EXERCISE INSTRUCTIONS »
From the entries below, gather each line containing the word "Agent".

RECORDS FOR THIS EXERCISE »
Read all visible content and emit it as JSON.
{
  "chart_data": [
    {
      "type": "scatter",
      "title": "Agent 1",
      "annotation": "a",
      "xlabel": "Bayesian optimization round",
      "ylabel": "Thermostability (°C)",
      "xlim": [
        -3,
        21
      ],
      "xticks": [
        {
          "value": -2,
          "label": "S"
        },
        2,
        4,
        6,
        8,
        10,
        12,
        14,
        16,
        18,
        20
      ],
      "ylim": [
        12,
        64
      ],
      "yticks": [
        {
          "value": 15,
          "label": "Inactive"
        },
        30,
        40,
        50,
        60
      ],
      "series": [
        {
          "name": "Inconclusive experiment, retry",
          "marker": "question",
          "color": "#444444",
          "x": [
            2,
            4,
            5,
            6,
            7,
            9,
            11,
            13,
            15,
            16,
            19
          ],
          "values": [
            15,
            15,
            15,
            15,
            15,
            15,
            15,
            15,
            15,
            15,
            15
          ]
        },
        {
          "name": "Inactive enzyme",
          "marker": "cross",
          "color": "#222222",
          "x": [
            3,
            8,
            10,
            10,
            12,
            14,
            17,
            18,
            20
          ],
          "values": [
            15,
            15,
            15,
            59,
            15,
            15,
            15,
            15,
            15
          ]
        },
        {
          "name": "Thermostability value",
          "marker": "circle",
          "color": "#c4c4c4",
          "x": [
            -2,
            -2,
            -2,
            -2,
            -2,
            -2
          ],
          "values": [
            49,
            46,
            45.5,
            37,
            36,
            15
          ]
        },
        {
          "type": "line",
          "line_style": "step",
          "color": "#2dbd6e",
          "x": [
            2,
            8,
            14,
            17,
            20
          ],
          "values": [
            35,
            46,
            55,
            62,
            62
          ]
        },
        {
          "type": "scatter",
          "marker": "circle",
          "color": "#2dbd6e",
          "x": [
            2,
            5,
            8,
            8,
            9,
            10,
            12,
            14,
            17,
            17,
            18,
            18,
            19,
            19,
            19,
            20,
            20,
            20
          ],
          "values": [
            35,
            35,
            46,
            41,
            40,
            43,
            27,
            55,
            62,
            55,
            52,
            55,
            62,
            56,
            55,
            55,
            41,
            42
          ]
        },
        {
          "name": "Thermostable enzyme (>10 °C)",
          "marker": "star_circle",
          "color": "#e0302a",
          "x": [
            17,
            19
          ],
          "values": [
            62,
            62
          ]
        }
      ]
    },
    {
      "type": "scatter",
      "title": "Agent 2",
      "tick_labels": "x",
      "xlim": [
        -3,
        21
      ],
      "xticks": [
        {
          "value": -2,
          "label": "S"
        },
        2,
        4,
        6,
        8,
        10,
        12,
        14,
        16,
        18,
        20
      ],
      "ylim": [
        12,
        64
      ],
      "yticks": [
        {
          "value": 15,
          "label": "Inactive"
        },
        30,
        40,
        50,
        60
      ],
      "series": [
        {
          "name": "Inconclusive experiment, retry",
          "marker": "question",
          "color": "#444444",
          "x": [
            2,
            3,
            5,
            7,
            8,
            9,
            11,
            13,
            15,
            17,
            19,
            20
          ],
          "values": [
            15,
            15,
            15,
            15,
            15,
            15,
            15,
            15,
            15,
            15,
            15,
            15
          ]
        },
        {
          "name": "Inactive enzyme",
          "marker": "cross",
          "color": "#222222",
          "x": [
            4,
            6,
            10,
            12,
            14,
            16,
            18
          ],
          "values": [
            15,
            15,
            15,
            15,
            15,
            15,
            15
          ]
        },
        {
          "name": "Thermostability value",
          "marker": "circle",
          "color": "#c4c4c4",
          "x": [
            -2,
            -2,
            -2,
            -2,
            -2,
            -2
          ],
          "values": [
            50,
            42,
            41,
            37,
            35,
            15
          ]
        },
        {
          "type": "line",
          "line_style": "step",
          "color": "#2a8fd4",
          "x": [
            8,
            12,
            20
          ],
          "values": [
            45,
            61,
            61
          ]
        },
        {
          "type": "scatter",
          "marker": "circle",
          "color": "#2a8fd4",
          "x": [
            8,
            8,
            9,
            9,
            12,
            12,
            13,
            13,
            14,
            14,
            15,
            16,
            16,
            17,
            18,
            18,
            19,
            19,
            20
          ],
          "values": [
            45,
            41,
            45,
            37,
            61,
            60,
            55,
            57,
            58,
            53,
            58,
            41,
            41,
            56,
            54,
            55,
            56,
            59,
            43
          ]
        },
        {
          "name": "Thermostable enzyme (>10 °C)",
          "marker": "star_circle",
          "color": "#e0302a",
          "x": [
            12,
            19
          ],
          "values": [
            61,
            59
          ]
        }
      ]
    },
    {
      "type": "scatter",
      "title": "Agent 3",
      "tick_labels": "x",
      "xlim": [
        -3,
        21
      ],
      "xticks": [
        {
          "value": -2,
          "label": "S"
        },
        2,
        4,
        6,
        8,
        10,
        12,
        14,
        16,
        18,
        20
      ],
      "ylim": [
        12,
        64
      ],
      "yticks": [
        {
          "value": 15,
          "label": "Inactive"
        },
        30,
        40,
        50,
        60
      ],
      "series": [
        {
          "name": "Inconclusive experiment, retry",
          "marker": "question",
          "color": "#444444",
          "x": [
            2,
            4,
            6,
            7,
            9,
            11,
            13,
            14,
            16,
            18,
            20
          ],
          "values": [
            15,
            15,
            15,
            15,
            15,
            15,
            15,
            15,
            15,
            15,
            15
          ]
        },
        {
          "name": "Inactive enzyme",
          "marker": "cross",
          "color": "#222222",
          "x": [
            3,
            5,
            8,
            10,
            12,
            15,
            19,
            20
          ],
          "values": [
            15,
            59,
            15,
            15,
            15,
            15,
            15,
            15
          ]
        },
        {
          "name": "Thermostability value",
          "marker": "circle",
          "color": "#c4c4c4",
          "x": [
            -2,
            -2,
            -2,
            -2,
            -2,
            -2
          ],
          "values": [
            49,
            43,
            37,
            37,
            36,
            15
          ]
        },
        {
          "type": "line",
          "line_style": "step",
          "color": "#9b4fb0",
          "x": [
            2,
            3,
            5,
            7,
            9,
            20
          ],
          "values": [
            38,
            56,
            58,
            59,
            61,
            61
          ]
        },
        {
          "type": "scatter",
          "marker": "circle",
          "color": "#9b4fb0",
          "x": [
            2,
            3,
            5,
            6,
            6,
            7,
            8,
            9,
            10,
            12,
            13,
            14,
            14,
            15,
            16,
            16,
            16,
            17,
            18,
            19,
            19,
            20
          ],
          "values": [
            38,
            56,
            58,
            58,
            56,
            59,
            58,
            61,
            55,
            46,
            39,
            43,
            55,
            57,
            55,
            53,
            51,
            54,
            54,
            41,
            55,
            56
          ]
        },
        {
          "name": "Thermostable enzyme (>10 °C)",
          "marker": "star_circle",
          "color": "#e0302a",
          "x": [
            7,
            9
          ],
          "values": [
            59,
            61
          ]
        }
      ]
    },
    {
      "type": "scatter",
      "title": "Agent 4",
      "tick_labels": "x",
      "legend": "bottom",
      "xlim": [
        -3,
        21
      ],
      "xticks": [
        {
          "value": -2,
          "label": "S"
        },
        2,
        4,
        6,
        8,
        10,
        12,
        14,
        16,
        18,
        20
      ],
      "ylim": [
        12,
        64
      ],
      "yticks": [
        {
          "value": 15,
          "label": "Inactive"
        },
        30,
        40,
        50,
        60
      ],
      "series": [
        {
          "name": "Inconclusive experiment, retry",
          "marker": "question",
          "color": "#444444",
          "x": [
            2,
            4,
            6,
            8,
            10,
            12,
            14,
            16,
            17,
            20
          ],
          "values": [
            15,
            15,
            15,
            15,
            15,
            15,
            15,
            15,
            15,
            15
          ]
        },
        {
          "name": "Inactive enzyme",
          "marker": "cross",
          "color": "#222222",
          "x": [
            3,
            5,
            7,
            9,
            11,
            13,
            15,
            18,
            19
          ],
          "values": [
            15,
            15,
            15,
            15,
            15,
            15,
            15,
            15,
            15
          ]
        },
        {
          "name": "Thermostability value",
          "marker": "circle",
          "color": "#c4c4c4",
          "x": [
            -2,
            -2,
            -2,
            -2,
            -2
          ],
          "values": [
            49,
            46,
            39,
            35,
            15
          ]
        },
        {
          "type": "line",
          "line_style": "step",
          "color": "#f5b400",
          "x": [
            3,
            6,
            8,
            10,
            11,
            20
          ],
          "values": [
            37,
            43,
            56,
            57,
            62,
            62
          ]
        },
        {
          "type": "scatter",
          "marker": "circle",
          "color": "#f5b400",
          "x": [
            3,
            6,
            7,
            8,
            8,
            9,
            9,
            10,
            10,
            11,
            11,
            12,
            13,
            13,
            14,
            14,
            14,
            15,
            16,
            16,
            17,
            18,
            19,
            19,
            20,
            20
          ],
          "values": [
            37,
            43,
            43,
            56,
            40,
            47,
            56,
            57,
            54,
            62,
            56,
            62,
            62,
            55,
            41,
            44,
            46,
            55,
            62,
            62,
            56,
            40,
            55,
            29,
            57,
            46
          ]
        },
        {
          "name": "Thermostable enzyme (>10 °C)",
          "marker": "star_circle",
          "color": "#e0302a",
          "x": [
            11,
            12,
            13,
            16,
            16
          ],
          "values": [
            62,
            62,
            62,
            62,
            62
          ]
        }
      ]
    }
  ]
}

EXERCISE RESULT »
      "title": "Agent 1",
      "title": "Agent 2",
      "title": "Agent 3",
      "title": "Agent 4",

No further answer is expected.